**Data to use**
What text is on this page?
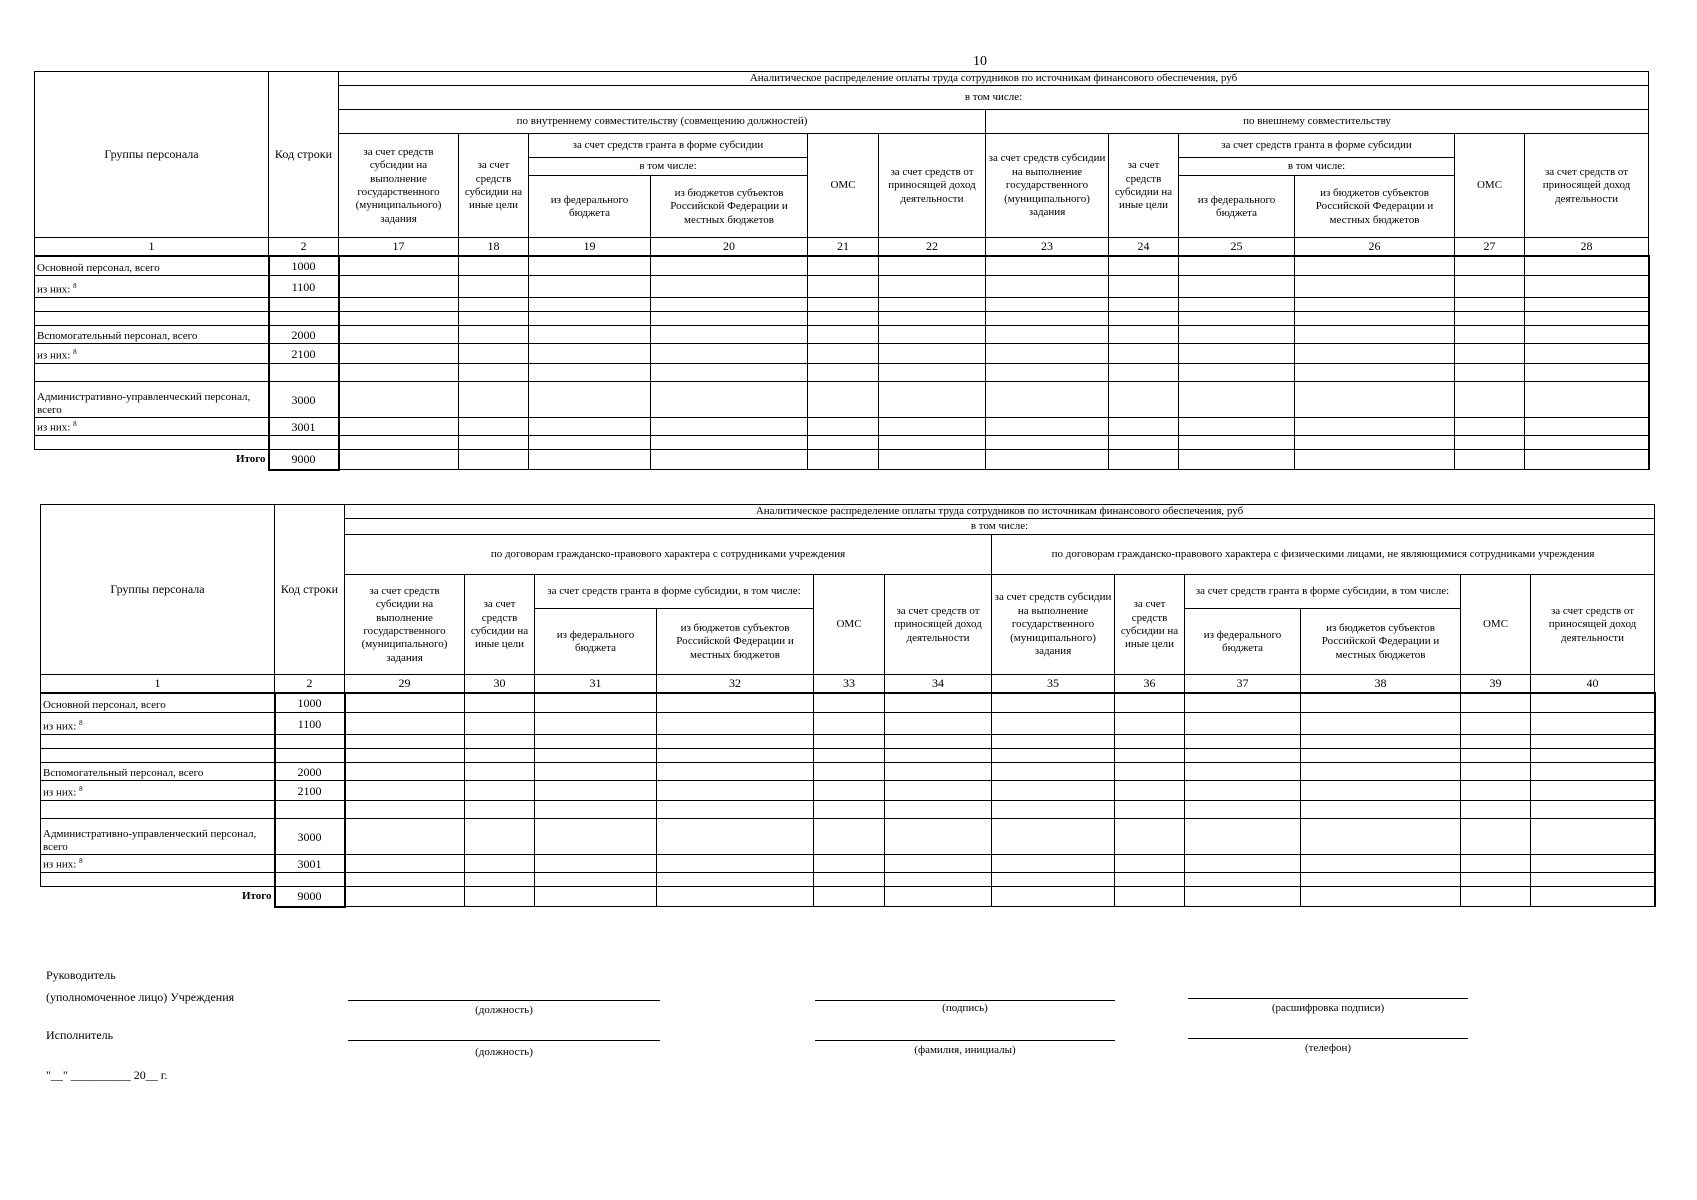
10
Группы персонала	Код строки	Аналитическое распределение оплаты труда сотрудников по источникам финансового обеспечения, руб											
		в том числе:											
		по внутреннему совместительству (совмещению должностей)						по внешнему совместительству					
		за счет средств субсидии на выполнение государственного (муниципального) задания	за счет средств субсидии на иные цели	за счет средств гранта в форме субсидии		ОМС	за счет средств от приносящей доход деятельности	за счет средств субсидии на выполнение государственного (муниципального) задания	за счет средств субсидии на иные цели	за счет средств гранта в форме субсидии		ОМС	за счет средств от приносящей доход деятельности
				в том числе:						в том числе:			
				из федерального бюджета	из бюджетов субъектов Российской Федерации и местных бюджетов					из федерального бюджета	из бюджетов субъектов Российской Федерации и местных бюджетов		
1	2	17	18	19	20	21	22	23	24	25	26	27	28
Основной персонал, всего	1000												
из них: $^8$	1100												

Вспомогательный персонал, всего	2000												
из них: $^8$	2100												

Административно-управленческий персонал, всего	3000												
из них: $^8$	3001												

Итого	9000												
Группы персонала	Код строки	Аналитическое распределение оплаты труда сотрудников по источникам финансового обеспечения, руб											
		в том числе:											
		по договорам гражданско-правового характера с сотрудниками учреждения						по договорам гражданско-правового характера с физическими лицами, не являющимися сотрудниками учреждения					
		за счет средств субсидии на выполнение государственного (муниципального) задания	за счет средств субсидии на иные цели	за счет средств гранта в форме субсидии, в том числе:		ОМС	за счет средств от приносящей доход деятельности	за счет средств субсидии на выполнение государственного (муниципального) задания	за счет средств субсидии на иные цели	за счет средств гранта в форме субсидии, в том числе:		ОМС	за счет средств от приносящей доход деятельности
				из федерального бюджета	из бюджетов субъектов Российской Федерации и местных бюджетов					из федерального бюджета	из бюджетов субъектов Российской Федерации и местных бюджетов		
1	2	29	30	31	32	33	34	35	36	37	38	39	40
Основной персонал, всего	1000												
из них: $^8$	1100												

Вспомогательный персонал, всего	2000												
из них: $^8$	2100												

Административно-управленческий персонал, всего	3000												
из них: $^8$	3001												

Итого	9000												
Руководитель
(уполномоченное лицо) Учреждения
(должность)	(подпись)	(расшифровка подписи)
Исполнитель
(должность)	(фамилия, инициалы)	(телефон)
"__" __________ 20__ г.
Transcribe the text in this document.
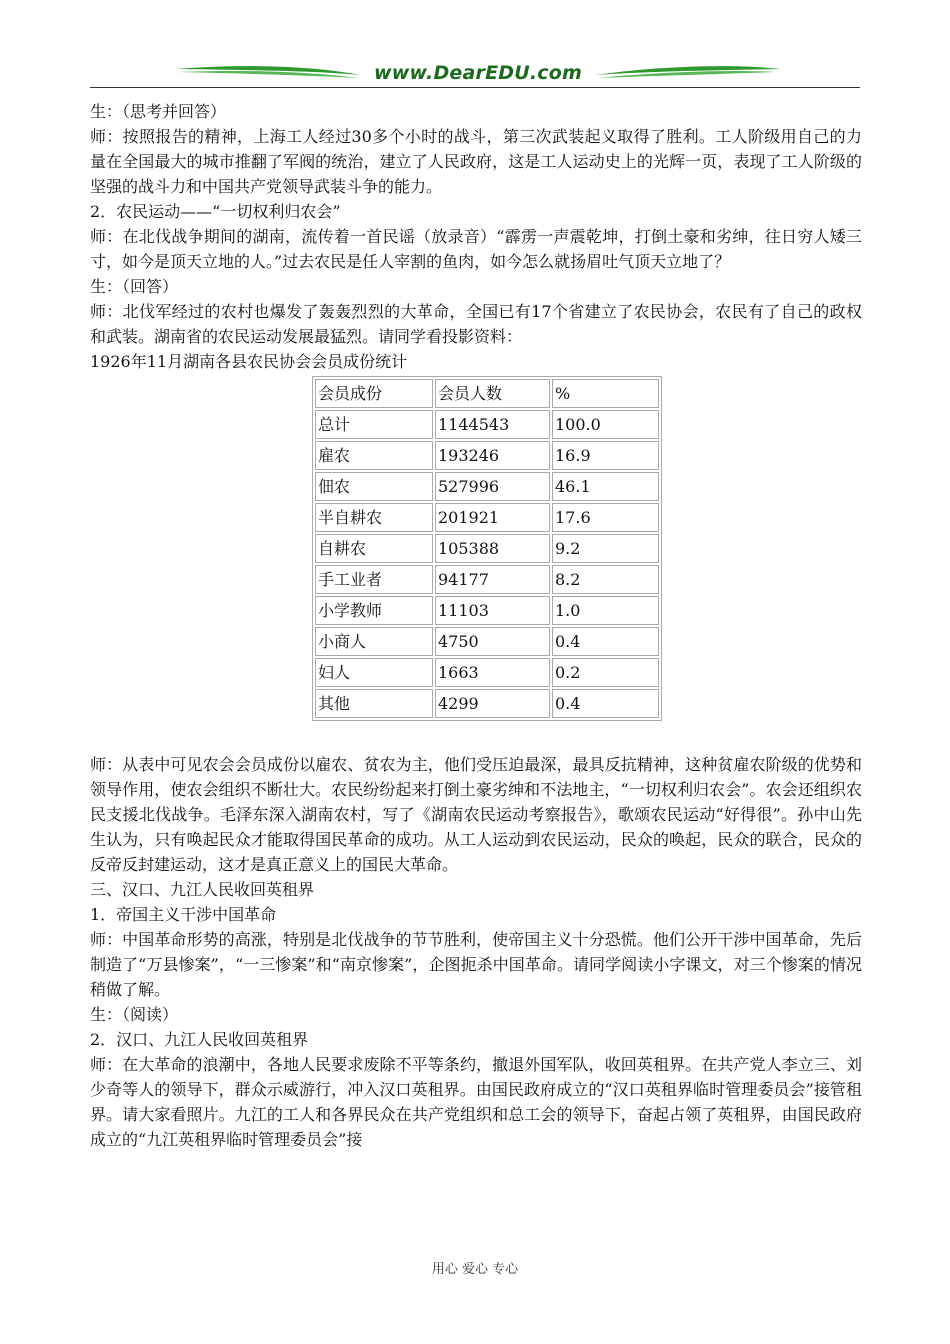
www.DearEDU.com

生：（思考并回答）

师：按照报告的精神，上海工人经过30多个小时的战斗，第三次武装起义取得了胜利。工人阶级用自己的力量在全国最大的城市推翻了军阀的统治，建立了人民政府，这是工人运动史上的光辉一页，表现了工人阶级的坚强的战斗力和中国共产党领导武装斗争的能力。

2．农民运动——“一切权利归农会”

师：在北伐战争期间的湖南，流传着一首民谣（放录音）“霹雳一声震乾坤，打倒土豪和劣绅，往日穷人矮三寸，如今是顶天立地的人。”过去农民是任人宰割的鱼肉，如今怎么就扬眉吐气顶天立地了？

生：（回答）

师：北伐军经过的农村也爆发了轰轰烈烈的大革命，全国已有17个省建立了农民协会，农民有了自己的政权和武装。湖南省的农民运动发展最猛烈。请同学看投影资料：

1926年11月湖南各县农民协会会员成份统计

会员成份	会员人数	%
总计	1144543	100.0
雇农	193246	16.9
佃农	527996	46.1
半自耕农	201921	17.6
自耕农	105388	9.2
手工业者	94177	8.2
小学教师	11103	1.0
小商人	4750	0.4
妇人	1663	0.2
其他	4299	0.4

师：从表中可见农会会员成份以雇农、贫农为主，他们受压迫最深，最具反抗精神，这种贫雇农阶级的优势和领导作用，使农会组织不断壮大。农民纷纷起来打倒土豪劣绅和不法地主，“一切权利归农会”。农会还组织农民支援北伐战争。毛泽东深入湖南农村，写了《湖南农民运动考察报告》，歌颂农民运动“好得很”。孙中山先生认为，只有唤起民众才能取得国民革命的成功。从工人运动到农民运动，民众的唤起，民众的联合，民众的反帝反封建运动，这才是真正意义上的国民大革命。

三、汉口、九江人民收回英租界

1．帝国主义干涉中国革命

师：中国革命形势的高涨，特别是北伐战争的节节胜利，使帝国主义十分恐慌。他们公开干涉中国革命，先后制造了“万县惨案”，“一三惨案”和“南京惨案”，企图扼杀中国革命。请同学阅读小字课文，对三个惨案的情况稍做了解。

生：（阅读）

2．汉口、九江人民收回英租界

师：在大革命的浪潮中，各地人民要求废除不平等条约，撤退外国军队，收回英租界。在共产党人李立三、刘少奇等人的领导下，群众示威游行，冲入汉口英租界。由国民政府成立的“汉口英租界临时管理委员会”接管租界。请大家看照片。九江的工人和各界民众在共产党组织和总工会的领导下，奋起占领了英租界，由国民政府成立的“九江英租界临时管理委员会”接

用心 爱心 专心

**Direction**
Retype each entry precisely. Skip images entirely.

**Solved exercise**
What text is on this page?
10
Группы персонала	Код строки	Аналитическое распределение оплаты труда сотрудников по источникам финансового обеспечения, руб											
		в том числе:											
		по внутреннему совместительству (совмещению должностей)						по внешнему совместительству					
		за счет средств субсидии на выполнение государственного (муниципального) задания	за счет средств субсидии на иные цели	за счет средств гранта в форме субсидии		ОМС	за счет средств от приносящей доход деятельности	за счет средств субсидии на выполнение государственного (муниципального) задания	за счет средств субсидии на иные цели	за счет средств гранта в форме субсидии		ОМС	за счет средств от приносящей доход деятельности
				в том числе:						в том числе:			
				из федерального бюджета	из бюджетов субъектов Российской Федерации и местных бюджетов					из федерального бюджета	из бюджетов субъектов Российской Федерации и местных бюджетов		
1	2	17	18	19	20	21	22	23	24	25	26	27	28
Основной персонал, всего	1000												
из них: $^8$	1100												

Вспомогательный персонал, всего	2000												
из них: $^8$	2100												

Административно-управленческий персонал, всего	3000												
из них: $^8$	3001												

Итого	9000												
Группы персонала	Код строки	Аналитическое распределение оплаты труда сотрудников по источникам финансового обеспечения, руб											
		в том числе:											
		по договорам гражданско-правового характера с сотрудниками учреждения						по договорам гражданско-правового характера с физическими лицами, не являющимися сотрудниками учреждения					
		за счет средств субсидии на выполнение государственного (муниципального) задания	за счет средств субсидии на иные цели	за счет средств гранта в форме субсидии, в том числе:		ОМС	за счет средств от приносящей доход деятельности	за счет средств субсидии на выполнение государственного (муниципального) задания	за счет средств субсидии на иные цели	за счет средств гранта в форме субсидии, в том числе:		ОМС	за счет средств от приносящей доход деятельности
				из федерального бюджета	из бюджетов субъектов Российской Федерации и местных бюджетов					из федерального бюджета	из бюджетов субъектов Российской Федерации и местных бюджетов		
1	2	29	30	31	32	33	34	35	36	37	38	39	40
Основной персонал, всего	1000												
из них: $^8$	1100												

Вспомогательный персонал, всего	2000												
из них: $^8$	2100												

Административно-управленческий персонал, всего	3000												
из них: $^8$	3001												

Итого	9000												
Руководитель
(уполномоченное лицо) Учреждения
(должность)	(подпись)	(расшифровка подписи)
Исполнитель
(должность)	(фамилия, инициалы)	(телефон)
"__" __________ 20__ г.
Transcribe the text in this document.
www.DearEDU.com

生：（思考并回答）

师：按照报告的精神，上海工人经过30多个小时的战斗，第三次武装起义取得了胜利。工人阶级用自己的力量在全国最大的城市推翻了军阀的统治，建立了人民政府，这是工人运动史上的光辉一页，表现了工人阶级的坚强的战斗力和中国共产党领导武装斗争的能力。

2．农民运动——“一切权利归农会”

师：在北伐战争期间的湖南，流传着一首民谣（放录音）“霹雳一声震乾坤，打倒土豪和劣绅，往日穷人矮三寸，如今是顶天立地的人。”过去农民是任人宰割的鱼肉，如今怎么就扬眉吐气顶天立地了？

生：（回答）

师：北伐军经过的农村也爆发了轰轰烈烈的大革命，全国已有17个省建立了农民协会，农民有了自己的政权和武装。湖南省的农民运动发展最猛烈。请同学看投影资料：

1926年11月湖南各县农民协会会员成份统计

会员成份	会员人数	%
总计	1144543	100.0
雇农	193246	16.9
佃农	527996	46.1
半自耕农	201921	17.6
自耕农	105388	9.2
手工业者	94177	8.2
小学教师	11103	1.0
小商人	4750	0.4
妇人	1663	0.2
其他	4299	0.4

师：从表中可见农会会员成份以雇农、贫农为主，他们受压迫最深，最具反抗精神，这种贫雇农阶级的优势和领导作用，使农会组织不断壮大。农民纷纷起来打倒土豪劣绅和不法地主，“一切权利归农会”。农会还组织农民支援北伐战争。毛泽东深入湖南农村，写了《湖南农民运动考察报告》，歌颂农民运动“好得很”。孙中山先生认为，只有唤起民众才能取得国民革命的成功。从工人运动到农民运动，民众的唤起，民众的联合，民众的反帝反封建运动，这才是真正意义上的国民大革命。

三、汉口、九江人民收回英租界

1．帝国主义干涉中国革命

师：中国革命形势的高涨，特别是北伐战争的节节胜利，使帝国主义十分恐慌。他们公开干涉中国革命，先后制造了“万县惨案”，“一三惨案”和“南京惨案”，企图扼杀中国革命。请同学阅读小字课文，对三个惨案的情况稍做了解。

生：（阅读）

2．汉口、九江人民收回英租界

师：在大革命的浪潮中，各地人民要求废除不平等条约，撤退外国军队，收回英租界。在共产党人李立三、刘少奇等人的领导下，群众示威游行，冲入汉口英租界。由国民政府成立的“汉口英租界临时管理委员会”接管租界。请大家看照片。九江的工人和各界民众在共产党组织和总工会的领导下，奋起占领了英租界，由国民政府成立的“九江英租界临时管理委员会”接

用心 爱心 专心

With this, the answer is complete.